**WHAT THIS TASK INVOLVES**
Copy out every line of the records below word for word, leaving out the pictures.

**MATERIAL FOR THE TASK**
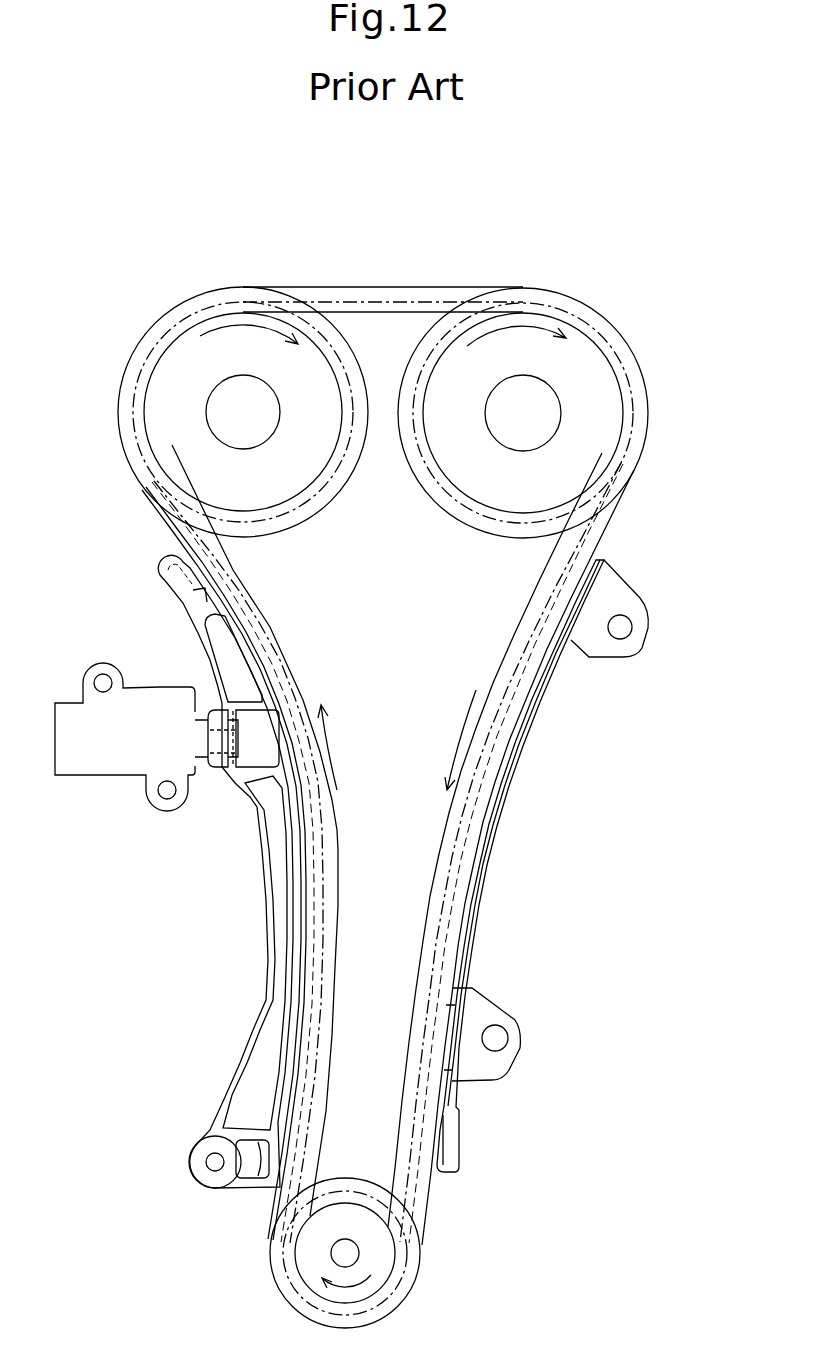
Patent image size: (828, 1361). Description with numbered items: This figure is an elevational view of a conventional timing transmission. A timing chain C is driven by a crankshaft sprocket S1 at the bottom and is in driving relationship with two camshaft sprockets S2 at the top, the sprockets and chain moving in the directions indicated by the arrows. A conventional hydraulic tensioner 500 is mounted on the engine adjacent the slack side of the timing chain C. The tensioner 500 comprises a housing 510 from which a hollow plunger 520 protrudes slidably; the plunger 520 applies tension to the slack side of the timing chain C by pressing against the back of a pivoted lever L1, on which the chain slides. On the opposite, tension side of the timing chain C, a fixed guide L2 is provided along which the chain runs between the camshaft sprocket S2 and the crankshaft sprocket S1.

The timing chain C is at (399, 288).
The crankshaft sprocket S1 is at (458, 1262).
The camshaft sprockets S2 is at (313, 548).
The pivoted lever L1 is at (262, 968).
The fixed guide L2 is at (532, 882).
The hydraulic tensioner 500 is at (146, 793).
The housing 510 is at (103, 768).
The plunger 520 is at (201, 772).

**RESPONSE**
Patent image size: (828, 1361). Description with numbered items: This figure is an elevational view of a conventional timing transmission. A timing chain C is driven by a crankshaft sprocket S1 at the bottom and is in driving relationship with two camshaft sprockets S2 at the top, the sprockets and chain moving in the directions indicated by the arrows. A conventional hydraulic tensioner 500 is mounted on the engine adjacent the slack side of the timing chain C. The tensioner 500 comprises a housing 510 from which a hollow plunger 520 protrudes slidably; the plunger 520 applies tension to the slack side of the timing chain C by pressing against the back of a pivoted lever L1, on which the chain slides. On the opposite, tension side of the timing chain C, a fixed guide L2 is provided along which the chain runs between the camshaft sprocket S2 and the crankshaft sprocket S1.

The timing chain C is at (399, 288).
The crankshaft sprocket S1 is at (458, 1262).
The camshaft sprockets S2 is at (313, 548).
The pivoted lever L1 is at (262, 968).
The fixed guide L2 is at (532, 882).
The hydraulic tensioner 500 is at (146, 793).
The housing 510 is at (103, 768).
The plunger 520 is at (201, 772).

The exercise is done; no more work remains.